--- Begin ---

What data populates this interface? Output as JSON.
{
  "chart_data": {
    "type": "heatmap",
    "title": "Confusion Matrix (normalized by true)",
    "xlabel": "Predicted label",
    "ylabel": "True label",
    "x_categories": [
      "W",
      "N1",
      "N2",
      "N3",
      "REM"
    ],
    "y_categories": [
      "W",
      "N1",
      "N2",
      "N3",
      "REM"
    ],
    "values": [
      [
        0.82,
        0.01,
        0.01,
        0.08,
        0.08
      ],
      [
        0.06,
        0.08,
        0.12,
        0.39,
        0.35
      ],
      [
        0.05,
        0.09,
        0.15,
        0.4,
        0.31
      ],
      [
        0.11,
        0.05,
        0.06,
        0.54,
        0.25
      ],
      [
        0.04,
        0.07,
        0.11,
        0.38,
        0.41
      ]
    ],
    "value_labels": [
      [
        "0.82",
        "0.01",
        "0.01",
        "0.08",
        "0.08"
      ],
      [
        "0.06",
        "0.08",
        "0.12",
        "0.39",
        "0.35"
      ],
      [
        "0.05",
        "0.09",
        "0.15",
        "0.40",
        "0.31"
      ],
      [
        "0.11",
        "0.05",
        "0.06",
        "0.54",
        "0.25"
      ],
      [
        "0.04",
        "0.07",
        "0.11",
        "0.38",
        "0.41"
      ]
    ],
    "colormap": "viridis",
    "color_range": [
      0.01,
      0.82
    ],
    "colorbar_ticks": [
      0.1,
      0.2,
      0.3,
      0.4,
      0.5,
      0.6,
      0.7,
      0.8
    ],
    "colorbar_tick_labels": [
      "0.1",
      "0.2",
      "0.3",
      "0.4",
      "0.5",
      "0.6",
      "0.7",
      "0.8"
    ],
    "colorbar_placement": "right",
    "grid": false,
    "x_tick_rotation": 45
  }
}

--- End ---

GIVEN REQUEST:
Each line must be given again exactly as written above.

TASK OUTPUT:
What data populates this interface? Output as JSON.
{
  "chart_data": {
    "type": "heatmap",
    "title": "Confusion Matrix (normalized by true)",
    "xlabel": "Predicted label",
    "ylabel": "True label",
    "x_categories": [
      "W",
      "N1",
      "N2",
      "N3",
      "REM"
    ],
    "y_categories": [
      "W",
      "N1",
      "N2",
      "N3",
      "REM"
    ],
    "values": [
      [
        0.82,
        0.01,
        0.01,
        0.08,
        0.08
      ],
      [
        0.06,
        0.08,
        0.12,
        0.39,
        0.35
      ],
      [
        0.05,
        0.09,
        0.15,
        0.4,
        0.31
      ],
      [
        0.11,
        0.05,
        0.06,
        0.54,
        0.25
      ],
      [
        0.04,
        0.07,
        0.11,
        0.38,
        0.41
      ]
    ],
    "value_labels": [
      [
        "0.82",
        "0.01",
        "0.01",
        "0.08",
        "0.08"
      ],
      [
        "0.06",
        "0.08",
        "0.12",
        "0.39",
        "0.35"
      ],
      [
        "0.05",
        "0.09",
        "0.15",
        "0.40",
        "0.31"
      ],
      [
        "0.11",
        "0.05",
        "0.06",
        "0.54",
        "0.25"
      ],
      [
        "0.04",
        "0.07",
        "0.11",
        "0.38",
        "0.41"
      ]
    ],
    "colormap": "viridis",
    "color_range": [
      0.01,
      0.82
    ],
    "colorbar_ticks": [
      0.1,
      0.2,
      0.3,
      0.4,
      0.5,
      0.6,
      0.7,
      0.8
    ],
    "colorbar_tick_labels": [
      "0.1",
      "0.2",
      "0.3",
      "0.4",
      "0.5",
      "0.6",
      "0.7",
      "0.8"
    ],
    "colorbar_placement": "right",
    "grid": false,
    "x_tick_rotation": 45
  }
}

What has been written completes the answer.